— START EXERCISE INPUT —
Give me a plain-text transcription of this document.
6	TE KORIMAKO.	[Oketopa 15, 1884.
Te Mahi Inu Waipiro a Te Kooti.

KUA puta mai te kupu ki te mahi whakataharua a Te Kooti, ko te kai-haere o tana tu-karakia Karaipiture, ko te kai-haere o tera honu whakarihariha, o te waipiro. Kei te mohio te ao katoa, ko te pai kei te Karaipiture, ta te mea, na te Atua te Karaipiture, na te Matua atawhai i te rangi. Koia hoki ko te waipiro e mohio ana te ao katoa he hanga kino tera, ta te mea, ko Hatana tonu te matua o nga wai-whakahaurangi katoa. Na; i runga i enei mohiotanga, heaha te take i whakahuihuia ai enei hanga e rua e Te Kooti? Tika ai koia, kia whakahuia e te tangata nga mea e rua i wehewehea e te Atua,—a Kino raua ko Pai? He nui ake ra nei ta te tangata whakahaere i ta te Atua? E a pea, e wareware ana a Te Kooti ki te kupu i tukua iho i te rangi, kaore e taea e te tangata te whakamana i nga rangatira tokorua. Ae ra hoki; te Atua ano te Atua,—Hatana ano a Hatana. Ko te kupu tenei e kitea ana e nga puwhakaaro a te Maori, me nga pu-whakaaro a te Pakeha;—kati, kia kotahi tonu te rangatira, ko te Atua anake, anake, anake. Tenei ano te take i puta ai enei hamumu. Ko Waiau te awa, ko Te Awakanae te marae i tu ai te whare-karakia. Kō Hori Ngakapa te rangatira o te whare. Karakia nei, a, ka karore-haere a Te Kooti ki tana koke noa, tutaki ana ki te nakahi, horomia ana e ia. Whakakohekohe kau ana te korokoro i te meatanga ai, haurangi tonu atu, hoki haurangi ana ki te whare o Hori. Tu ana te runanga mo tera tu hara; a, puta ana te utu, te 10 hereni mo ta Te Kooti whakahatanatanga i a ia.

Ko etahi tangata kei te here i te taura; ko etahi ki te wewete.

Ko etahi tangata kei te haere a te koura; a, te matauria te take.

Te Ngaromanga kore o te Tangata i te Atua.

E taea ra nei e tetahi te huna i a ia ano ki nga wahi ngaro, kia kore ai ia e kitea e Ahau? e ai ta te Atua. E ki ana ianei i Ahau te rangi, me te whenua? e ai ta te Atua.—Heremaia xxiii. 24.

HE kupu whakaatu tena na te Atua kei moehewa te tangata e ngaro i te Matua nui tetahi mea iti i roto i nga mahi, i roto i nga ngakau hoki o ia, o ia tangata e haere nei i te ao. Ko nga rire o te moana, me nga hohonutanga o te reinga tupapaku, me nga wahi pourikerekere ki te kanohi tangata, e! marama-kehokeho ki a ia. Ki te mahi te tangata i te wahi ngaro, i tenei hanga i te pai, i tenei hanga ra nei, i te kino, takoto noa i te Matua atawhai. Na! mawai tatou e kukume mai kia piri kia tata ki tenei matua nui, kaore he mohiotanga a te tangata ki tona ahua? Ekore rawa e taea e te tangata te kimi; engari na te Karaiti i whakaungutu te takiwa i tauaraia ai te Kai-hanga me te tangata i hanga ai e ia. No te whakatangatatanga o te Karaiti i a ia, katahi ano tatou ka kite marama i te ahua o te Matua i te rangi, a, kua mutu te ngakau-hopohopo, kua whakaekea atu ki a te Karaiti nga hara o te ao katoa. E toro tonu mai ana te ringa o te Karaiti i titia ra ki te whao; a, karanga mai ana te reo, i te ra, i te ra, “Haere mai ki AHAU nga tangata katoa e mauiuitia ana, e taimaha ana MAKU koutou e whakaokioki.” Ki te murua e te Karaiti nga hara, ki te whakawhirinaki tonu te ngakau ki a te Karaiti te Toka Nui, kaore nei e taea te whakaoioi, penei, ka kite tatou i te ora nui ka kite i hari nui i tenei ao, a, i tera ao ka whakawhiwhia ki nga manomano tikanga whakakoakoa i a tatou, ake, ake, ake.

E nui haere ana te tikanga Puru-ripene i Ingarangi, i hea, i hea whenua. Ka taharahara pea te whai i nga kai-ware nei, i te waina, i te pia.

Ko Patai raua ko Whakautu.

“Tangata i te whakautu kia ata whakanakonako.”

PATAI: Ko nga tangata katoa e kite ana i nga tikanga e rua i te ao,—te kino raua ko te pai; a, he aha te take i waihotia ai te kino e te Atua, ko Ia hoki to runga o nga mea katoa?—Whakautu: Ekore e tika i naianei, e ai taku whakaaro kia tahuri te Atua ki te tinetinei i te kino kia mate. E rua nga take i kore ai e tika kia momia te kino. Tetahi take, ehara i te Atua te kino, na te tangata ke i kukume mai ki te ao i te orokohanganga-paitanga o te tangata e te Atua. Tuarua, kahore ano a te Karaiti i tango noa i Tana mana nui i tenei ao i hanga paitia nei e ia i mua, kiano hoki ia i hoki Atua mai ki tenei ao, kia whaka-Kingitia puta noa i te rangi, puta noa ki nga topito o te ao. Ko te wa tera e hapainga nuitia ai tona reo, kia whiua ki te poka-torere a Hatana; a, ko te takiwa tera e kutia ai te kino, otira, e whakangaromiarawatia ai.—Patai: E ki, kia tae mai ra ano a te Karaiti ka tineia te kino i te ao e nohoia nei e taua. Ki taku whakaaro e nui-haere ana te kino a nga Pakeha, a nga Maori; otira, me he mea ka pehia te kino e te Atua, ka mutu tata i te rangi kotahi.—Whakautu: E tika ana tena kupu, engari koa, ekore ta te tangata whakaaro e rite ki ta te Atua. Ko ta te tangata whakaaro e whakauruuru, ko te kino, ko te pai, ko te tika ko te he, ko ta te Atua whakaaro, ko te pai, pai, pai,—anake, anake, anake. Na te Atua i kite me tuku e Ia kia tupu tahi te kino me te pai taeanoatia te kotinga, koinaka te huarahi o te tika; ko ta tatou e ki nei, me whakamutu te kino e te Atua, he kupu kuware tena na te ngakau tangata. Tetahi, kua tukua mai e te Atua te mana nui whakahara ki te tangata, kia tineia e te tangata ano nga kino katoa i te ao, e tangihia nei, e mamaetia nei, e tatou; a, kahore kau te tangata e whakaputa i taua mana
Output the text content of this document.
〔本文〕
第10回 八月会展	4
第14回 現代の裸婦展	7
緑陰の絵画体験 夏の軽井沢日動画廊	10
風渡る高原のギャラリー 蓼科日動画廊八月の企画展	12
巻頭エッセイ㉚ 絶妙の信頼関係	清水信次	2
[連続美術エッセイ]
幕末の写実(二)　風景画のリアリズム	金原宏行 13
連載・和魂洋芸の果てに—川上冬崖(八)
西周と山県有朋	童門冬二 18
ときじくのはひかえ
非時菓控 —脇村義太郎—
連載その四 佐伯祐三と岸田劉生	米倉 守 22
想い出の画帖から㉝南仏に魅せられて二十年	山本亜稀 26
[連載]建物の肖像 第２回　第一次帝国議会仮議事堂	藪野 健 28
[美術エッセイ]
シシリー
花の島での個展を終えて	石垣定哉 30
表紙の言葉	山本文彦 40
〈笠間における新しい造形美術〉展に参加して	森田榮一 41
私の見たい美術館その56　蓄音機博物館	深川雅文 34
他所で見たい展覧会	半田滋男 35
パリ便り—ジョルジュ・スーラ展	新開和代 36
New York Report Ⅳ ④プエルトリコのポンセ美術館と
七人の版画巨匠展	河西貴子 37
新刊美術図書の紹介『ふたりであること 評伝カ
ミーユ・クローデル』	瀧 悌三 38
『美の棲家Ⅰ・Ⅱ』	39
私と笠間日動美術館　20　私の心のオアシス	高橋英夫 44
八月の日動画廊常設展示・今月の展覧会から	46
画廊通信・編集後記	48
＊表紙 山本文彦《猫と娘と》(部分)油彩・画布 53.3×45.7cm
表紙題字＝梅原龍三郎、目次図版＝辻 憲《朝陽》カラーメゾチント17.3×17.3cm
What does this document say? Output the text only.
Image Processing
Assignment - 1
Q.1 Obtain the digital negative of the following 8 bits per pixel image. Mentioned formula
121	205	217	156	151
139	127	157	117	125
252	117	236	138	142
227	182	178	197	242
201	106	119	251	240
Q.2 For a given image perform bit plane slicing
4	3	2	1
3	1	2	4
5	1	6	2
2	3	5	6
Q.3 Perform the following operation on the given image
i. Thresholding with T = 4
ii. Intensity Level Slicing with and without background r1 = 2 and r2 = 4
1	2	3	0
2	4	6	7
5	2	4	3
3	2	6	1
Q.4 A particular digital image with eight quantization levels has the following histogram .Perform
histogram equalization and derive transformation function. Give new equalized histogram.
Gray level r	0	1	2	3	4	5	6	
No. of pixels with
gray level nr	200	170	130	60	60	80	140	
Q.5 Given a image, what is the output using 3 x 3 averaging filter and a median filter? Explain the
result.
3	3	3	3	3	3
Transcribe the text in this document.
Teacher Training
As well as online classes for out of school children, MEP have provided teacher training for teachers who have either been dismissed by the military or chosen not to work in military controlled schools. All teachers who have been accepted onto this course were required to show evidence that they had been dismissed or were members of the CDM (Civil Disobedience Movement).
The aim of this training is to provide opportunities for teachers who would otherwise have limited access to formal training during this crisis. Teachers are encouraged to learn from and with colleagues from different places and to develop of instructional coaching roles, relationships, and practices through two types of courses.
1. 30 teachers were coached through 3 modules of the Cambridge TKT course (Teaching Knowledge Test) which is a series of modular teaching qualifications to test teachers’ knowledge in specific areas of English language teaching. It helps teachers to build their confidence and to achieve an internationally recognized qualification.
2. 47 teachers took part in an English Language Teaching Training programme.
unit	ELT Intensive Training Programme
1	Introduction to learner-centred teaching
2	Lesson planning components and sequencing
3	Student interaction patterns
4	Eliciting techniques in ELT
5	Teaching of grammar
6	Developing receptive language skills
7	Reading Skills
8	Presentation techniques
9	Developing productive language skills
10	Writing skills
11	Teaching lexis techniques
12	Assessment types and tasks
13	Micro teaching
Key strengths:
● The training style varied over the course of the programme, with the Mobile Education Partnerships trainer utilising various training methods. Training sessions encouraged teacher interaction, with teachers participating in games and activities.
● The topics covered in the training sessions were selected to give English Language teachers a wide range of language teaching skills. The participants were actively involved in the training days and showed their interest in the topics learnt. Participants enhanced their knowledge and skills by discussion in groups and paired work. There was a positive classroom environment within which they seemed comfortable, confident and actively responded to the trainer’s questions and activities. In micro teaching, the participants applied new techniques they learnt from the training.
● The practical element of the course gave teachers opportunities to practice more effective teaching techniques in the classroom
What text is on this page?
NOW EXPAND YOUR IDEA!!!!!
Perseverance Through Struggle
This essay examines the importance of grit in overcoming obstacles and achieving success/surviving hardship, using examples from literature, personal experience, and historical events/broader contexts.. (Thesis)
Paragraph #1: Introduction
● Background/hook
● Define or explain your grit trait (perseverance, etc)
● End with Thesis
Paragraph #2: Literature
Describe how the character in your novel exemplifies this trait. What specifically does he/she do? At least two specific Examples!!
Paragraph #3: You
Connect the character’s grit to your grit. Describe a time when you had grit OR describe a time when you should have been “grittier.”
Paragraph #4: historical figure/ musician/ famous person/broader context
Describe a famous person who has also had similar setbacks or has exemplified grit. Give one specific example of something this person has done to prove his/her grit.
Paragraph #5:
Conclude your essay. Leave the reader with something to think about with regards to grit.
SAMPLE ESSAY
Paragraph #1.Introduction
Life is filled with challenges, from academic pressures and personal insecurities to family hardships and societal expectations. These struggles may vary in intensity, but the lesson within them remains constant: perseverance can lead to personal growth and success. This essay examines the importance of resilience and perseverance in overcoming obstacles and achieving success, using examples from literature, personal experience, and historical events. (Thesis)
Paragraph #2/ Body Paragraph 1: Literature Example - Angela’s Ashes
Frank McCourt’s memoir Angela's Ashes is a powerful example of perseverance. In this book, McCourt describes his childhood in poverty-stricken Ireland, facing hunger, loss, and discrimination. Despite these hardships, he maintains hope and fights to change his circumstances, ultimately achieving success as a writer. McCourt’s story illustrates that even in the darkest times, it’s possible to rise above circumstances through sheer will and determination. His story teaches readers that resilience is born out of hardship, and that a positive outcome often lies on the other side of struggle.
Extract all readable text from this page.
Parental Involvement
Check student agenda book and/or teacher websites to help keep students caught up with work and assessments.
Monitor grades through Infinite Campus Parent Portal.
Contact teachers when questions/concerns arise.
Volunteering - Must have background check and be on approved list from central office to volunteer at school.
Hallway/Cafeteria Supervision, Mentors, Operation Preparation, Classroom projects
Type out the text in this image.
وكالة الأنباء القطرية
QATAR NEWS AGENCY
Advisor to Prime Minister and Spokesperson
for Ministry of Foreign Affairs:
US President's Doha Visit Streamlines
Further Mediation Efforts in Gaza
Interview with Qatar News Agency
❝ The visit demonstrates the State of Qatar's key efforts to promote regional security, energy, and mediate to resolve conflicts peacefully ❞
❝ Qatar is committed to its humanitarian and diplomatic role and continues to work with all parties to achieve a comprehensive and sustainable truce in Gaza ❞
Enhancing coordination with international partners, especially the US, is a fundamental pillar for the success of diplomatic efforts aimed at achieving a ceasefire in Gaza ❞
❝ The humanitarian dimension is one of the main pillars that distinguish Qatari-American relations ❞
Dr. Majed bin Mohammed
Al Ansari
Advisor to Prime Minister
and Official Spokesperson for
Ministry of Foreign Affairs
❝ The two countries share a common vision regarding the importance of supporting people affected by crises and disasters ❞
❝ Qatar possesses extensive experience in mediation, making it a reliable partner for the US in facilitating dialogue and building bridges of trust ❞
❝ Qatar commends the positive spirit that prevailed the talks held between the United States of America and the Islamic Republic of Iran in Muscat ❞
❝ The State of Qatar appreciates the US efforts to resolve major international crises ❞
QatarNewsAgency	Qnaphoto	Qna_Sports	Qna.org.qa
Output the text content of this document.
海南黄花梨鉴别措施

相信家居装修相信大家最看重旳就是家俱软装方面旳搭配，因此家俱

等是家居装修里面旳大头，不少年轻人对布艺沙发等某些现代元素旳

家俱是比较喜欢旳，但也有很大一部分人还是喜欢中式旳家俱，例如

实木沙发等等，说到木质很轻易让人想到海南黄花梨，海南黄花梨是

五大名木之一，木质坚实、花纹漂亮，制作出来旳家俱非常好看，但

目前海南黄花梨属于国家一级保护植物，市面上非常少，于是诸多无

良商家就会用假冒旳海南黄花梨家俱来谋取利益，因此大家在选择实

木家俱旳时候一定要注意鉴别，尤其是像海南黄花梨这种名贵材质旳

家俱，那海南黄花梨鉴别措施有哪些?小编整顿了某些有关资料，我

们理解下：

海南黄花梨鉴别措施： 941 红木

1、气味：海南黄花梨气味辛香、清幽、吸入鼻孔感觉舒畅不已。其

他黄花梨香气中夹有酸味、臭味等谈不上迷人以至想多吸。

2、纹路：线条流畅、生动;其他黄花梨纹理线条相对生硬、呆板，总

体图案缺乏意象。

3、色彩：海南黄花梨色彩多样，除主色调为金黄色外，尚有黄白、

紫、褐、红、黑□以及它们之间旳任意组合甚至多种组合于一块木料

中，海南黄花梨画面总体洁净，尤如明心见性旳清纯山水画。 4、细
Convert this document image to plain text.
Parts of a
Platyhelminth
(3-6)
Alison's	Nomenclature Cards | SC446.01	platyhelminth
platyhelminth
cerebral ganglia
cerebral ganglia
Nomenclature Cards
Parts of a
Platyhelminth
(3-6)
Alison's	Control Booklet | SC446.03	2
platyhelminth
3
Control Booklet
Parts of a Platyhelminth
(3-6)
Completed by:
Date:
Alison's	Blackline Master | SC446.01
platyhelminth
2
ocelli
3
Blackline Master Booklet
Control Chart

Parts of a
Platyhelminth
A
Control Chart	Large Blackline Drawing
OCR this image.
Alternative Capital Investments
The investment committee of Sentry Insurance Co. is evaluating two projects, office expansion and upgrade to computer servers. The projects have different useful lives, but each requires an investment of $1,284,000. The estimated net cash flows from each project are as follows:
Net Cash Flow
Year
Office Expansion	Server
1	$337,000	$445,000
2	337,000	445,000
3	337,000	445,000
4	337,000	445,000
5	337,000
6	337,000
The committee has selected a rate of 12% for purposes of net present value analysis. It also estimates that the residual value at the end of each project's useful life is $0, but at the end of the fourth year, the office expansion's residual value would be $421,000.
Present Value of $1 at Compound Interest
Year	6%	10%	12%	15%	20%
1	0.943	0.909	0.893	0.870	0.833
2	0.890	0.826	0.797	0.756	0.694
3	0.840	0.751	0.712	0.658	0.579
— END EXERCISE INPUT —
(WHAT TO WORK ON): Locate the lines above that contain "something" and copy them.

(RIGHT ANSWER):
Describe a famous person who has also had similar setbacks or has exemplified grit. Give one specific example of something this person has done to prove his/her grit.
Conclude your essay. Leave the reader with something to think about with regards to grit.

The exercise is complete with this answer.